→ Exercise task
Give only the count of lines containing "content".
########################################
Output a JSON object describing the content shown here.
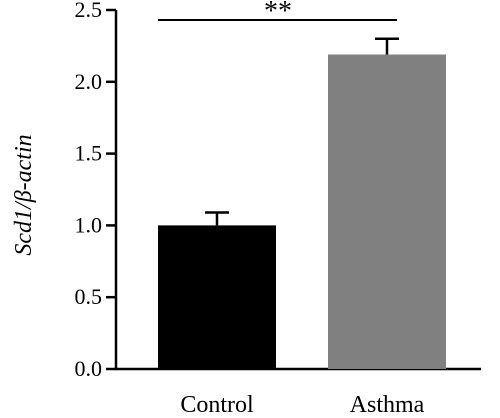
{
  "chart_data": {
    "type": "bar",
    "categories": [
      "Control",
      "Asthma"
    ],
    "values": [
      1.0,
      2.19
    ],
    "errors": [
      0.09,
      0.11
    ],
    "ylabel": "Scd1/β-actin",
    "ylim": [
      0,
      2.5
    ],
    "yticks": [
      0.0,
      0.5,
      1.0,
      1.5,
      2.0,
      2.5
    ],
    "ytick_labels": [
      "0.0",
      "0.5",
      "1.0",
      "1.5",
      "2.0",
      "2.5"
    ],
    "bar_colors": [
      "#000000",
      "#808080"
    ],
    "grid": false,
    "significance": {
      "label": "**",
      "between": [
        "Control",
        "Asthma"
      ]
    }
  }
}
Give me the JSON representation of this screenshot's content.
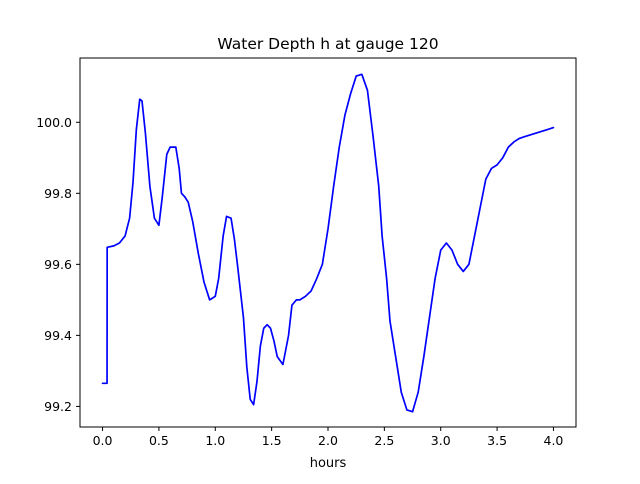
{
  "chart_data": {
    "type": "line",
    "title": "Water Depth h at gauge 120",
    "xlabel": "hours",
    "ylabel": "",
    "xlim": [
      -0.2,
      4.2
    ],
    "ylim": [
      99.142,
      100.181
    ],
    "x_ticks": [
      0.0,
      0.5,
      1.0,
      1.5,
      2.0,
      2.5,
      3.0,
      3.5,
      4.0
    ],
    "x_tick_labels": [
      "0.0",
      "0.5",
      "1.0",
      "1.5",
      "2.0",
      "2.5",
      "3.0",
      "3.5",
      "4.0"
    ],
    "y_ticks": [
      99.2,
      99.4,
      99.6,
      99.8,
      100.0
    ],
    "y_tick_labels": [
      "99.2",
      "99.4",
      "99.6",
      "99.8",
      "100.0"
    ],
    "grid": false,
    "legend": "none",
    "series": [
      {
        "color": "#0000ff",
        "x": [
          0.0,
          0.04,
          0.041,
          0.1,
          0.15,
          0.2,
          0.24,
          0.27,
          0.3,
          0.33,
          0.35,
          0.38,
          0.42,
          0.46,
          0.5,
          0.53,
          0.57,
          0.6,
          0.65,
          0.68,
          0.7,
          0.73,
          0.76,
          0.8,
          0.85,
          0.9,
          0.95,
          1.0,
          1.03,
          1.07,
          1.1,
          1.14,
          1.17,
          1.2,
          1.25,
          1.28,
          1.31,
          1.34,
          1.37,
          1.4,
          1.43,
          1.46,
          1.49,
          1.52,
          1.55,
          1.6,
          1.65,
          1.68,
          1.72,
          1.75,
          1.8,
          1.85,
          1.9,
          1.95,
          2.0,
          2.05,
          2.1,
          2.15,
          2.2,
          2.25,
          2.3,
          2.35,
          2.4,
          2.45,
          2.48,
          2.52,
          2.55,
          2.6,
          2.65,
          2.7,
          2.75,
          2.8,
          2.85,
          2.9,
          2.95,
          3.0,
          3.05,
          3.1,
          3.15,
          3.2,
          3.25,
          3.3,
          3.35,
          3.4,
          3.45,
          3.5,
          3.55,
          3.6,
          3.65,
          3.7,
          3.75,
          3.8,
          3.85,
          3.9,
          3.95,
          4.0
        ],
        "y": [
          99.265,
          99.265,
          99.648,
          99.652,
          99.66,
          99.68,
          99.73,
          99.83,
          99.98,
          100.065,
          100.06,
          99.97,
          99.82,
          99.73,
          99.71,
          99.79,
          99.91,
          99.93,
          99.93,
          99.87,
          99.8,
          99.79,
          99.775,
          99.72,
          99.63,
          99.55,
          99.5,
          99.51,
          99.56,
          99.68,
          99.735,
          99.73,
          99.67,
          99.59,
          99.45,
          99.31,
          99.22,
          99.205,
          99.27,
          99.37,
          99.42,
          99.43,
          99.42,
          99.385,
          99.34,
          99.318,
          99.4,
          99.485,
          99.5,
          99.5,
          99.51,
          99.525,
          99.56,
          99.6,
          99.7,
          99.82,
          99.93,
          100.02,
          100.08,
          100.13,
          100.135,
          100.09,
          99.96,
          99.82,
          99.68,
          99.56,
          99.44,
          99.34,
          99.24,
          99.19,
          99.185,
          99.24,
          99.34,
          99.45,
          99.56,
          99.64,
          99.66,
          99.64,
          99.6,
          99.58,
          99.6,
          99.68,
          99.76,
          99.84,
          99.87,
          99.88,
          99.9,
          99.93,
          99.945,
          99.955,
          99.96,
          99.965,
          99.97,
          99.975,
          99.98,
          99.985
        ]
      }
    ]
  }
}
########################################
→ Response for this exercise
2